■ Job: Give back all the data exactly, line by line.

Dataset items
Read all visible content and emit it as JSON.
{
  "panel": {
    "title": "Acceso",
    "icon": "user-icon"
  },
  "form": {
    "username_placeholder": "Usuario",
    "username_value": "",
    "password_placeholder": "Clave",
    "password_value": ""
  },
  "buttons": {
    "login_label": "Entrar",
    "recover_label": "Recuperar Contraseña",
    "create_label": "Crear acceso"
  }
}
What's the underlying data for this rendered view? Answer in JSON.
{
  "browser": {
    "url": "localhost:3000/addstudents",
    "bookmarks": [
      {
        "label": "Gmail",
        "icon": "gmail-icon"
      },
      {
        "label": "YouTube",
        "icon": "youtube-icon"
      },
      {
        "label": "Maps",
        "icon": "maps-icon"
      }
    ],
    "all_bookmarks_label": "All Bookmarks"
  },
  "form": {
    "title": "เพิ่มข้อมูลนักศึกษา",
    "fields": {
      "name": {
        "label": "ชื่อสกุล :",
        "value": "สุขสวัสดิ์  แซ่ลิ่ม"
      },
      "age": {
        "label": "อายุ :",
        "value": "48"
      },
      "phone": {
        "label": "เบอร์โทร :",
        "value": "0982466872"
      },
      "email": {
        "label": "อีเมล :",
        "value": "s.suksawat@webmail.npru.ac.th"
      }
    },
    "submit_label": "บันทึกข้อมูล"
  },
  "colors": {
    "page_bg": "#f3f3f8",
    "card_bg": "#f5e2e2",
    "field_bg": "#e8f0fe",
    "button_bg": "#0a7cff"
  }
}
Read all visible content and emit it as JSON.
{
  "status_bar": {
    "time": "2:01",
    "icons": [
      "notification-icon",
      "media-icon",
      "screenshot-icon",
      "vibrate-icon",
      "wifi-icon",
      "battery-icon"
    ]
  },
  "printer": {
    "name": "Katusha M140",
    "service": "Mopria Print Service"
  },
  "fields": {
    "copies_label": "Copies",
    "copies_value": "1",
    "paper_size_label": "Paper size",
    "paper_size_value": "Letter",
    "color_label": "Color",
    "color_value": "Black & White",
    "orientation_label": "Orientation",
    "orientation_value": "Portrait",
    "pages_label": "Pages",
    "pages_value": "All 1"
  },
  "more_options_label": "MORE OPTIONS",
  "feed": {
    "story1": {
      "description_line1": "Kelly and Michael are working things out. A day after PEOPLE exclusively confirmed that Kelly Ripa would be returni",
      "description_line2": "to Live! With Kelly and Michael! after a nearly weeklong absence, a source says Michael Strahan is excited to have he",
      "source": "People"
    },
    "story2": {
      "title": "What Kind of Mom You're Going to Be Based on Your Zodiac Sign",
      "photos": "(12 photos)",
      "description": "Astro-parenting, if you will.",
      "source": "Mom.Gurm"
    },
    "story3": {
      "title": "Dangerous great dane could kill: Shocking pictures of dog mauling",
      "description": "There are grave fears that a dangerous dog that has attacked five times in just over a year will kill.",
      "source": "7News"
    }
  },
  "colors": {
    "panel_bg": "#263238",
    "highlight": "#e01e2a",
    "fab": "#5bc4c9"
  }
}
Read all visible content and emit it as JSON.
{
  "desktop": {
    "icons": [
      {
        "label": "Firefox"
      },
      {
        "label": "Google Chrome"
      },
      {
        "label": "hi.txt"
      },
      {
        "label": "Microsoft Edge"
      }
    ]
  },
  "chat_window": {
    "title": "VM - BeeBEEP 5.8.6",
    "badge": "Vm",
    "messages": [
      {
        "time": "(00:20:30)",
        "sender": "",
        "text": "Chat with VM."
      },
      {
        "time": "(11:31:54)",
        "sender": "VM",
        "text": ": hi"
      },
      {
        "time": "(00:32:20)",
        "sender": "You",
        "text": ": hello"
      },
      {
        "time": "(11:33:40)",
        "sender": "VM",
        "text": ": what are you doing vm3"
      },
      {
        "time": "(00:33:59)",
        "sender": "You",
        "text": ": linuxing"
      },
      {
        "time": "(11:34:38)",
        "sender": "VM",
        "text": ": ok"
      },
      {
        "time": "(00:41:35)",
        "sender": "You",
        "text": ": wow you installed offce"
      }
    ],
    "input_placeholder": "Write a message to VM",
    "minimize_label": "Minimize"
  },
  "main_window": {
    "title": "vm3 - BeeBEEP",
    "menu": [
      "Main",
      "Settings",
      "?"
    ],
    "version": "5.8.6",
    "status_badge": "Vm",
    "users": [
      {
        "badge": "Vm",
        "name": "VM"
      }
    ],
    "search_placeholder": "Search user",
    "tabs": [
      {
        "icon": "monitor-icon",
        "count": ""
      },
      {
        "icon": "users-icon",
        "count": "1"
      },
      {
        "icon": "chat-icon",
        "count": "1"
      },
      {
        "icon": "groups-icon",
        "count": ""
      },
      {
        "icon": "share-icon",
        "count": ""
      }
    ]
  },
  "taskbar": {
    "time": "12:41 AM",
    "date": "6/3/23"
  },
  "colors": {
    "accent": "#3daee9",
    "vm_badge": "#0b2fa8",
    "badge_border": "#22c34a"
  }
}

■ Answer in full:
Read all visible content and emit it as JSON.
{
  "panel": {
    "title": "Acceso",
    "icon": "user-icon"
  },
  "form": {
    "username_placeholder": "Usuario",
    "username_value": "",
    "password_placeholder": "Clave",
    "password_value": ""
  },
  "buttons": {
    "login_label": "Entrar",
    "recover_label": "Recuperar Contraseña",
    "create_label": "Crear acceso"
  }
}
What's the underlying data for this rendered view? Answer in JSON.
{
  "browser": {
    "url": "localhost:3000/addstudents",
    "bookmarks": [
      {
        "label": "Gmail",
        "icon": "gmail-icon"
      },
      {
        "label": "YouTube",
        "icon": "youtube-icon"
      },
      {
        "label": "Maps",
        "icon": "maps-icon"
      }
    ],
    "all_bookmarks_label": "All Bookmarks"
  },
  "form": {
    "title": "เพิ่มข้อมูลนักศึกษา",
    "fields": {
      "name": {
        "label": "ชื่อสกุล :",
        "value": "สุขสวัสดิ์  แซ่ลิ่ม"
      },
      "age": {
        "label": "อายุ :",
        "value": "48"
      },
      "phone": {
        "label": "เบอร์โทร :",
        "value": "0982466872"
      },
      "email": {
        "label": "อีเมล :",
        "value": "s.suksawat@webmail.npru.ac.th"
      }
    },
    "submit_label": "บันทึกข้อมูล"
  },
  "colors": {
    "page_bg": "#f3f3f8",
    "card_bg": "#f5e2e2",
    "field_bg": "#e8f0fe",
    "button_bg": "#0a7cff"
  }
}
Read all visible content and emit it as JSON.
{
  "status_bar": {
    "time": "2:01",
    "icons": [
      "notification-icon",
      "media-icon",
      "screenshot-icon",
      "vibrate-icon",
      "wifi-icon",
      "battery-icon"
    ]
  },
  "printer": {
    "name": "Katusha M140",
    "service": "Mopria Print Service"
  },
  "fields": {
    "copies_label": "Copies",
    "copies_value": "1",
    "paper_size_label": "Paper size",
    "paper_size_value": "Letter",
    "color_label": "Color",
    "color_value": "Black & White",
    "orientation_label": "Orientation",
    "orientation_value": "Portrait",
    "pages_label": "Pages",
    "pages_value": "All 1"
  },
  "more_options_label": "MORE OPTIONS",
  "feed": {
    "story1": {
      "description_line1": "Kelly and Michael are working things out. A day after PEOPLE exclusively confirmed that Kelly Ripa would be returni",
      "description_line2": "to Live! With Kelly and Michael! after a nearly weeklong absence, a source says Michael Strahan is excited to have he",
      "source": "People"
    },
    "story2": {
      "title": "What Kind of Mom You're Going to Be Based on Your Zodiac Sign",
      "photos": "(12 photos)",
      "description": "Astro-parenting, if you will.",
      "source": "Mom.Gurm"
    },
    "story3": {
      "title": "Dangerous great dane could kill: Shocking pictures of dog mauling",
      "description": "There are grave fears that a dangerous dog that has attacked five times in just over a year will kill.",
      "source": "7News"
    }
  },
  "colors": {
    "panel_bg": "#263238",
    "highlight": "#e01e2a",
    "fab": "#5bc4c9"
  }
}
Read all visible content and emit it as JSON.
{
  "desktop": {
    "icons": [
      {
        "label": "Firefox"
      },
      {
        "label": "Google Chrome"
      },
      {
        "label": "hi.txt"
      },
      {
        "label": "Microsoft Edge"
      }
    ]
  },
  "chat_window": {
    "title": "VM - BeeBEEP 5.8.6",
    "badge": "Vm",
    "messages": [
      {
        "time": "(00:20:30)",
        "sender": "",
        "text": "Chat with VM."
      },
      {
        "time": "(11:31:54)",
        "sender": "VM",
        "text": ": hi"
      },
      {
        "time": "(00:32:20)",
        "sender": "You",
        "text": ": hello"
      },
      {
        "time": "(11:33:40)",
        "sender": "VM",
        "text": ": what are you doing vm3"
      },
      {
        "time": "(00:33:59)",
        "sender": "You",
        "text": ": linuxing"
      },
      {
        "time": "(11:34:38)",
        "sender": "VM",
        "text": ": ok"
      },
      {
        "time": "(00:41:35)",
        "sender": "You",
        "text": ": wow you installed offce"
      }
    ],
    "input_placeholder": "Write a message to VM",
    "minimize_label": "Minimize"
  },
  "main_window": {
    "title": "vm3 - BeeBEEP",
    "menu": [
      "Main",
      "Settings",
      "?"
    ],
    "version": "5.8.6",
    "status_badge": "Vm",
    "users": [
      {
        "badge": "Vm",
        "name": "VM"
      }
    ],
    "search_placeholder": "Search user",
    "tabs": [
      {
        "icon": "monitor-icon",
        "count": ""
      },
      {
        "icon": "users-icon",
        "count": "1"
      },
      {
        "icon": "chat-icon",
        "count": "1"
      },
      {
        "icon": "groups-icon",
        "count": ""
      },
      {
        "icon": "share-icon",
        "count": ""
      }
    ]
  },
  "taskbar": {
    "time": "12:41 AM",
    "date": "6/3/23"
  },
  "colors": {
    "accent": "#3daee9",
    "vm_badge": "#0b2fa8",
    "badge_border": "#22c34a"
  }
}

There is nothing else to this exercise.